======== PAGE ========

# Record 10 vs Super Record 11



## colnagorapid (Sep 17, 2010)

Hello I am building up a Pinarello paris, and have all the parts except the groupset. So far I found two options a Record 10 speed for $900 (Newer 2008 model with skeleton brakes and almost full carbon deraillers), and a Super Record 11 speed for $1300.

Both are used (10S has about 1k and looks mint, 11S has about 2 and looks very good)

I am more inclined to the 11 speed, but is it worth an extra $400? I don't race and would prefer a chorus 11 groupset, however these are the only ones I have found locally so far.

What do you guys think?


----------



## spade2you (May 12, 2009)

I'd go 11 speed since it's going to be Campagnolo's "standard" for the upcoming years. 10sp and accessories should still be available, but not as readily available as 11 speed will most likely be. 

I have Chorus 10 on my main roadie, Record 10 on my TT bike, and Record 11 on my race only roadie. The Record 11 shifts amazing and it doesn't take a racer to appreciate the style and function.


----------



## kbwh (May 28, 2010)

Yup. Go 11 for the reasons spade is mentioning.


----------



## Bobbin-Man (Oct 1, 2008)

colnagorapid said:


> I don't race and would prefer a chorus 11 groupset


 So why not buy Chorus 11 then??? New 2011 Chorus groupset is $1400 from Ribble or Shinybikes!

I'm swapping my Veloce Ultrashift 10 to Chorus 11 ...... all 2011 kit but I've saved another $150 by using a 2010 Chorus crankset from Ribble - the only size remaining though is 172.5mm c/w 39/53 which just happens to be my size!


----------



## colnagorapid (Sep 17, 2010)

ya for sure, but my budget for this at the moment is about 1000 +/- 100 or so, so if I order the groupset from ribble or pbk I might get hammered by customs. Sometimes you find deals on slightly used ones from ebay but non have been coming up.

======== RECORD EXTRACTS ========

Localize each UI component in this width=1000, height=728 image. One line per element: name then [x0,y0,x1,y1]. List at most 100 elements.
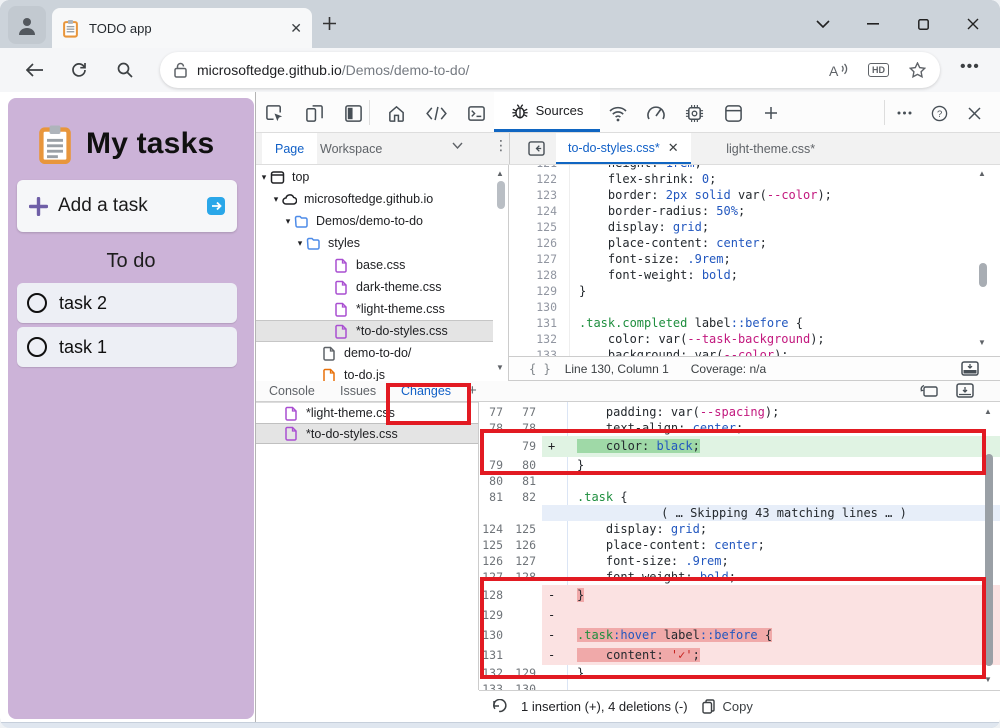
performance-icon[interactable] [645,102,667,124]
pretty-print-icon[interactable]: { } [529,362,551,376]
scrollbar-thumb[interactable] [985,454,993,666]
toggle-drawer-icon[interactable] [961,361,979,376]
navigator-menu-icon[interactable]: ⋮ [494,137,508,154]
scroll-up-icon[interactable]: ▲ [984,407,992,416]
tab-title: TODO app [89,21,290,36]
task-row[interactable]: task 2 [17,283,237,323]
diff-row-ctx: 126127 font-size: .9rem; [479,553,1000,569]
collapse-sidebar-icon[interactable] [524,138,548,159]
expander-icon[interactable]: ▾ [270,194,282,205]
drawer-tab-changes[interactable]: Changes [401,381,451,401]
tree-item-microsoftedge-github-io[interactable]: ▾microsoftedge.github.io [256,188,508,210]
favorites-star-icon[interactable] [909,62,926,78]
dock-side-icon[interactable] [342,102,364,124]
expander-icon[interactable]: ▾ [294,238,306,249]
diff-scrollbar[interactable]: ▲ ▼ [981,402,997,690]
editor-scrollbar[interactable]: ▲ ▼ [975,165,991,356]
search-button[interactable] [112,59,138,81]
devtools-close-icon[interactable] [963,102,985,124]
changes-panel: *light-theme.css*to-do-styles.css 7777 p… [256,402,1000,690]
revert-icon[interactable] [491,699,507,714]
tree-item--to-do-styles-css[interactable]: *to-do-styles.css [256,320,508,342]
dock-drawer-icon[interactable] [956,383,974,398]
close-window-button[interactable] [958,12,988,36]
tree-item-top[interactable]: ▾top [256,166,508,188]
svg-text:?: ? [936,108,941,119]
scroll-down-icon[interactable]: ▼ [496,363,504,372]
browser-settings-menu[interactable]: ••• [960,58,980,76]
scrollbar-thumb[interactable] [497,181,505,209]
scroll-down-icon[interactable]: ▼ [984,675,992,684]
expander-icon[interactable]: ▾ [282,216,294,227]
read-aloud-icon[interactable]: A [829,63,848,78]
tree-scrollbar[interactable]: ▲ ▼ [493,165,509,381]
diff-row-ctx: 125126 place-content: center; [479,537,1000,553]
close-tab-icon[interactable]: ✕ [668,140,679,156]
inspect-icon[interactable] [263,102,285,124]
browser-tab[interactable]: TODO app ✕ [52,8,312,48]
task-checkbox[interactable] [27,337,47,357]
tab-workspace[interactable]: Workspace [320,133,382,164]
url-bar[interactable]: microsoftedge.github.io/Demos/demo-to-do… [160,52,940,88]
memory-icon[interactable] [683,102,705,124]
add-task-input[interactable]: Add a task [17,180,237,232]
changed-file--light-theme-css[interactable]: *light-theme.css [256,402,478,423]
tree-item-base-css[interactable]: base.css [256,254,508,276]
application-icon[interactable] [722,102,744,124]
code-editor[interactable]: 121 height: 1rem;122 flex-shrink: 0;123 … [509,165,1000,356]
scroll-up-icon[interactable]: ▲ [978,169,986,178]
profile-avatar[interactable] [8,6,46,44]
tree-item--light-theme-css[interactable]: *light-theme.css [256,298,508,320]
add-task-submit-button[interactable] [207,197,225,215]
copy-button[interactable]: Copy [702,699,753,714]
tree-item-label: base.css [356,258,405,272]
maximize-button[interactable] [908,12,938,36]
chevron-down-icon[interactable] [452,142,463,149]
scroll-up-icon[interactable]: ▲ [496,169,504,178]
tree-item-to-do-js[interactable]: to-do.js [256,364,508,381]
diff-marker: - [548,625,555,645]
clipboard-favicon [62,19,79,38]
back-button[interactable] [22,59,48,81]
tab-close-icon[interactable]: ✕ [290,21,302,35]
refresh-button[interactable] [66,59,92,81]
scroll-down-icon[interactable]: ▼ [978,338,986,347]
diff-row-del: 129- [479,605,1000,625]
network-icon[interactable] [607,102,629,124]
diff-view: 7777 padding: var(--spacing);7878 text-a… [479,402,1000,690]
minimize-button[interactable] [858,12,888,36]
file-tab-label: to-do-styles.css* [568,141,660,155]
file-tab-light-theme-css-[interactable]: light-theme.css* [714,133,827,164]
tree-item-styles[interactable]: ▾styles [256,232,508,254]
tab-page[interactable]: Page [262,133,317,164]
drawer-tab-console[interactable]: Console [269,381,315,401]
devtools-help-icon[interactable]: ? [928,102,950,124]
diff-row-ctx: 7980} [479,457,1000,473]
changed-file--to-do-styles-css[interactable]: *to-do-styles.css [256,423,478,444]
elements-icon[interactable] [425,102,447,124]
hd-badge[interactable]: HD [868,63,889,77]
tree-item-demo-to-do-[interactable]: demo-to-do/ [256,342,508,364]
arrow-right-icon [211,201,222,211]
tab-sources[interactable]: Sources [494,92,600,132]
line-number: 130 [509,299,557,315]
drawer-tab-issues[interactable]: Issues [340,381,376,401]
line-number: 128 [509,267,557,283]
drawer-tab-bar: Console Issues Changes + [256,381,1000,402]
devtools-more-icon[interactable] [893,102,915,124]
task-row[interactable]: task 1 [17,327,237,367]
add-drawer-tab-icon[interactable]: + [468,382,477,399]
tree-item-dark-theme-css[interactable]: dark-theme.css [256,276,508,298]
device-emulation-icon[interactable] [303,102,325,124]
console-icon[interactable] [465,102,487,124]
expander-icon[interactable]: ▾ [258,172,270,183]
new-tab-button[interactable] [322,16,337,31]
tree-item-Demos-demo-to-do[interactable]: ▾Demos/demo-to-do [256,210,508,232]
file-tab-to-do-styles-css-[interactable]: to-do-styles.css* ✕ [556,133,691,164]
scrollbar-thumb[interactable] [979,263,987,287]
welcome-home-icon[interactable] [385,102,407,124]
task-checkbox[interactable] [27,293,47,313]
revert-all-changes-icon[interactable] [919,383,939,399]
tab-actions-chevron[interactable] [808,12,838,36]
more-tabs-plus-icon[interactable] [760,102,782,124]
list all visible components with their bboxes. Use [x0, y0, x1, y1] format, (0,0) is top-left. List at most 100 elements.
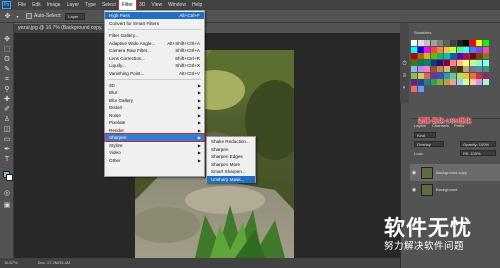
screen-mode-icon[interactable]: ▣: [2, 201, 12, 210]
swatch[interactable]: [411, 72, 417, 79]
swatch[interactable]: [411, 53, 417, 59]
layer-row[interactable]: ◉ Background copy: [410, 164, 500, 181]
swatch[interactable]: [450, 46, 456, 53]
fill-field[interactable]: Fill: 100%: [460, 150, 496, 156]
swatch[interactable]: [443, 53, 450, 59]
swatch[interactable]: [463, 72, 469, 79]
crop-tool-icon[interactable]: ⌗: [2, 75, 12, 84]
marquee-tool-icon[interactable]: ⬚: [2, 45, 12, 54]
menu-item-convert-for-smart-filters[interactable]: Convert for Smart Filters: [105, 20, 204, 27]
menu-item-stylize[interactable]: Stylize ▶: [105, 142, 204, 149]
swatch[interactable]: [443, 40, 450, 46]
menu-item-camera-raw-filter[interactable]: Camera Raw Filter... Shift+Ctrl+A: [105, 47, 204, 54]
swatch[interactable]: [424, 79, 430, 85]
menu-view[interactable]: View: [148, 0, 165, 10]
menu-item-pixelate[interactable]: Pixelate ▶: [105, 119, 204, 126]
swatch[interactable]: [476, 79, 482, 85]
menu-image[interactable]: Image: [44, 0, 64, 10]
menu-edit[interactable]: Edit: [29, 0, 44, 10]
quick-select-tool-icon[interactable]: ✎: [2, 65, 12, 74]
swatch[interactable]: [424, 53, 430, 59]
swatch[interactable]: [450, 59, 456, 66]
swatch[interactable]: [482, 66, 489, 72]
swatch[interactable]: [450, 72, 456, 79]
swatch[interactable]: [417, 79, 424, 85]
swatch[interactable]: [469, 40, 476, 46]
blend-mode-select[interactable]: Overlay: [414, 141, 444, 147]
clone-stamp-icon[interactable]: ♙: [2, 115, 12, 124]
menu-item-3d[interactable]: 3D ▶: [105, 82, 204, 89]
menu-item-sharpen-more[interactable]: Sharpen More: [207, 161, 255, 168]
menu-item-blur[interactable]: Blur ▶: [105, 89, 204, 96]
eye-icon[interactable]: ◉: [410, 170, 418, 176]
swatch[interactable]: [450, 53, 456, 59]
eyedropper-tool-icon[interactable]: ⚲: [2, 85, 12, 94]
menu-item-smart-sharpen[interactable]: Smart Sharpen...: [207, 168, 255, 175]
menu-item-high-pass[interactable]: High Pass Alt+Ctrl+F: [105, 12, 204, 19]
menu-help[interactable]: Help: [189, 0, 205, 10]
swatch[interactable]: [424, 59, 430, 66]
swatch[interactable]: [437, 59, 443, 66]
swatch[interactable]: [411, 66, 417, 72]
opacity-field[interactable]: Opacity: 100%: [460, 141, 496, 147]
swatch[interactable]: [417, 59, 424, 66]
auto-select-checkbox[interactable]: [26, 13, 32, 19]
swatch[interactable]: [417, 53, 424, 59]
history-icon[interactable]: ⏱: [401, 61, 408, 68]
swatch[interactable]: [456, 79, 463, 85]
swatch[interactable]: [469, 46, 476, 53]
menu-item-filter-gallery[interactable]: Filter Gallery...: [105, 32, 204, 39]
swatch[interactable]: [450, 79, 456, 85]
swatch[interactable]: [476, 40, 482, 46]
swatch[interactable]: [437, 66, 443, 72]
swatch[interactable]: [430, 46, 437, 53]
menu-item-render[interactable]: Render ▶: [105, 127, 204, 134]
swatch[interactable]: [430, 40, 437, 46]
zoom-level[interactable]: 16.67%: [4, 258, 18, 268]
swatch[interactable]: [424, 66, 430, 72]
tab-swatches[interactable]: Swatches: [414, 30, 431, 35]
swatch[interactable]: [456, 66, 463, 72]
kind-filter-select[interactable]: Kind: [414, 132, 436, 138]
swatch[interactable]: [469, 59, 476, 66]
swatch[interactable]: [469, 53, 476, 59]
menu-item-liquify[interactable]: Liquify... Shift+Ctrl+X: [105, 62, 204, 69]
gradient-tool-icon[interactable]: ▭: [2, 135, 12, 144]
swatch[interactable]: [411, 79, 417, 85]
move-tool-icon[interactable]: ✥: [3, 12, 12, 21]
quick-mask-icon[interactable]: ◎: [2, 189, 12, 198]
menu-item-other[interactable]: Other ▶: [105, 157, 204, 164]
swatch[interactable]: [437, 53, 443, 59]
swatch[interactable]: [463, 40, 469, 46]
auto-select-dropdown[interactable]: Layer: [65, 12, 86, 20]
swatch[interactable]: [463, 46, 469, 53]
swatch[interactable]: [469, 72, 476, 79]
swatch[interactable]: [430, 79, 437, 85]
swatch[interactable]: [411, 46, 417, 53]
chevron-down-icon[interactable]: ▾: [15, 12, 20, 21]
swatch[interactable]: [476, 72, 482, 79]
swatch[interactable]: [469, 79, 476, 85]
menu-item-sharpen[interactable]: Sharpen: [207, 146, 255, 153]
background-color[interactable]: [6, 174, 13, 181]
swatch[interactable]: [450, 40, 456, 46]
menu-item-shake-reduction[interactable]: Shake Reduction...: [207, 138, 255, 145]
swatch[interactable]: [443, 72, 450, 79]
menu-filter[interactable]: Filter: [117, 0, 137, 11]
swatch[interactable]: [424, 40, 430, 46]
swatch[interactable]: [482, 79, 489, 85]
swatch[interactable]: [430, 72, 437, 79]
menu-file[interactable]: File: [15, 0, 29, 10]
menu-item-noise[interactable]: Noise ▶: [105, 112, 204, 119]
lasso-tool-icon[interactable]: ʘ: [2, 55, 12, 64]
move-tool-icon[interactable]: ✥: [2, 35, 12, 44]
swatch[interactable]: [476, 66, 482, 72]
menu-type[interactable]: Type: [82, 0, 99, 10]
swatch[interactable]: [437, 79, 443, 85]
layer-row[interactable]: ◉ Background: [410, 181, 500, 198]
swatch[interactable]: [424, 72, 430, 79]
swatch[interactable]: [463, 53, 469, 59]
swatch[interactable]: [476, 53, 482, 59]
swatch[interactable]: [456, 72, 463, 79]
type-tool-icon[interactable]: T: [2, 155, 12, 164]
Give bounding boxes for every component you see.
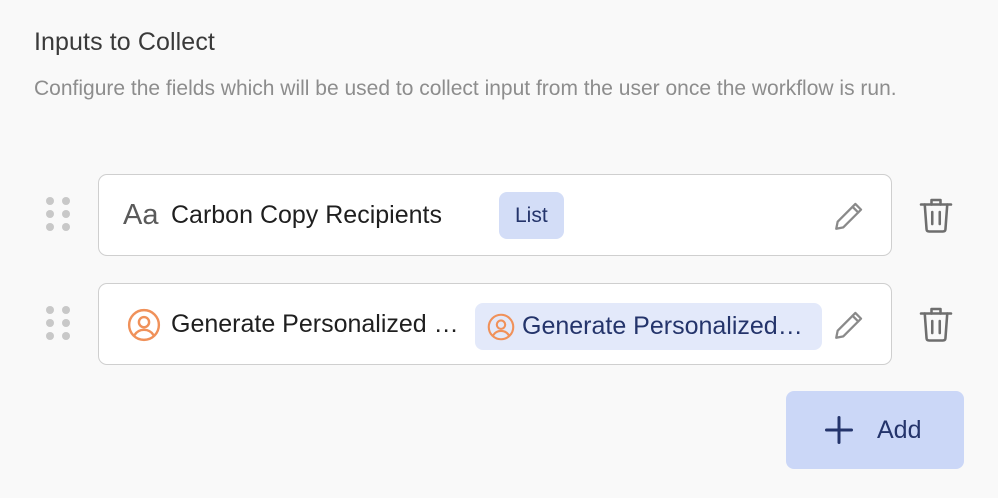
input-field-row: Generate Personalized Email Generate Per… [0,282,998,366]
trash-icon[interactable] [918,195,954,235]
field-name: Carbon Copy Recipients [171,201,442,229]
inputs-to-collect-panel: Inputs to Collect Configure the fields w… [0,0,998,498]
drag-handle-icon[interactable] [46,306,70,342]
add-input-button[interactable]: Add [786,391,964,469]
section-description: Configure the fields which will be used … [34,77,897,100]
person-circle-icon [487,313,515,341]
pencil-icon[interactable] [832,308,866,342]
input-field-row: Aa Carbon Copy Recipients List [0,173,998,257]
field-source-label: Generate Personalized Email [522,312,807,340]
text-type-icon: Aa [123,199,159,231]
input-field-card[interactable]: Generate Personalized Email Generate Per… [98,283,892,365]
add-button-label: Add [877,416,922,444]
field-name: Generate Personalized Email [171,310,466,338]
trash-icon[interactable] [918,304,954,344]
plus-icon [825,416,853,444]
field-type-badge: List [499,192,564,239]
person-circle-icon [127,308,161,342]
pencil-icon[interactable] [832,199,866,233]
drag-handle-icon[interactable] [46,197,70,233]
field-source-badge: Generate Personalized Email [475,303,822,350]
input-field-card[interactable]: Aa Carbon Copy Recipients List [98,174,892,256]
section-title: Inputs to Collect [34,28,215,56]
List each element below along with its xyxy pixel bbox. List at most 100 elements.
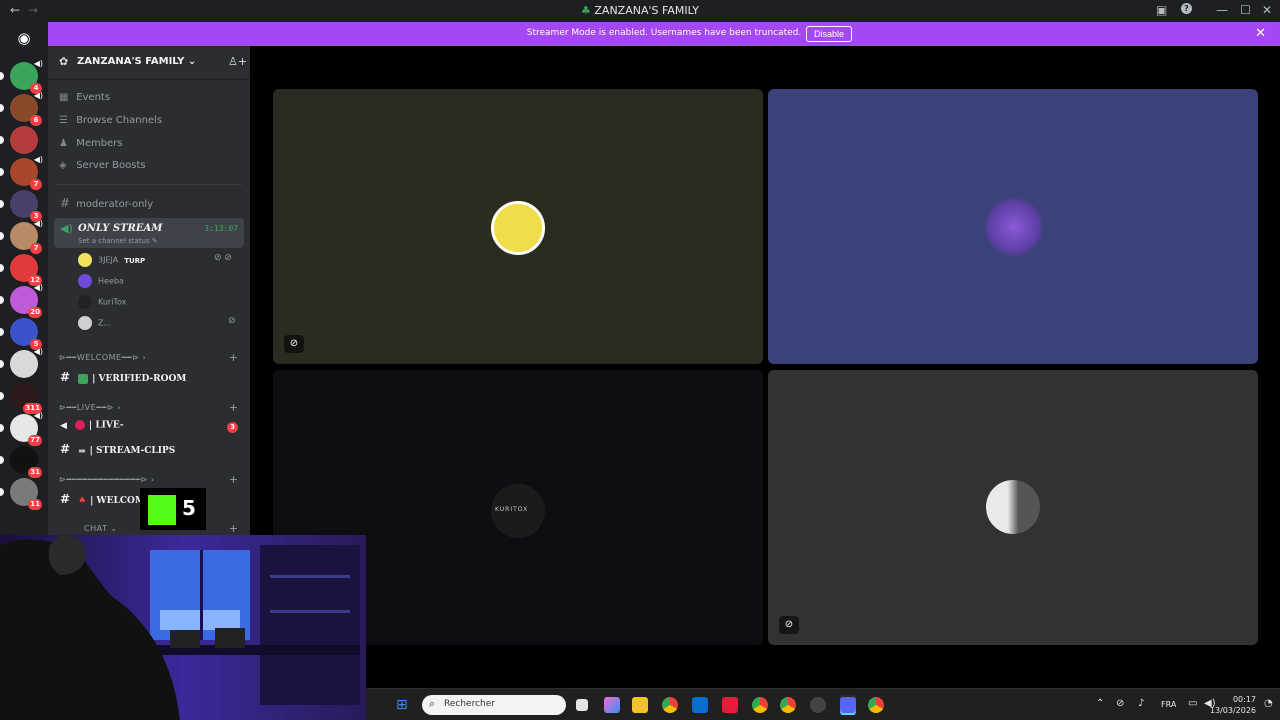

========

■ **JOBS**:
1: Quote the groupset thread word for word, everything from "I'd go 11 speed" down to "(May 28, 2010)".
2: Pull out every line of the records that contains the string "height", matching its case exactly.

■ **RESPONSES BY TASK**:
1:
I'd go 11 speed since it's going to be Campagnolo's "standard" for the upcoming years. 10sp and accessories should still be available, but not as readily available as 11 speed will most likely be. 

I have Chorus 10 on my main roadie, Record 10 on my TT bike, and Record 11 on my race only roadie. The Record 11 shifts amazing and it doesn't take a racer to appreciate the style and function.


----------



## kbwh (May 28, 2010)

2:
Localize each UI component in this width=1000, height=728 image. One line per element: name then [x0,y0,x1,y1]. List at most 100 elements.
code-editor[interactable]: 121 height: 1rem;122 flex-shrink: 0;123 … [509,165,1000,356]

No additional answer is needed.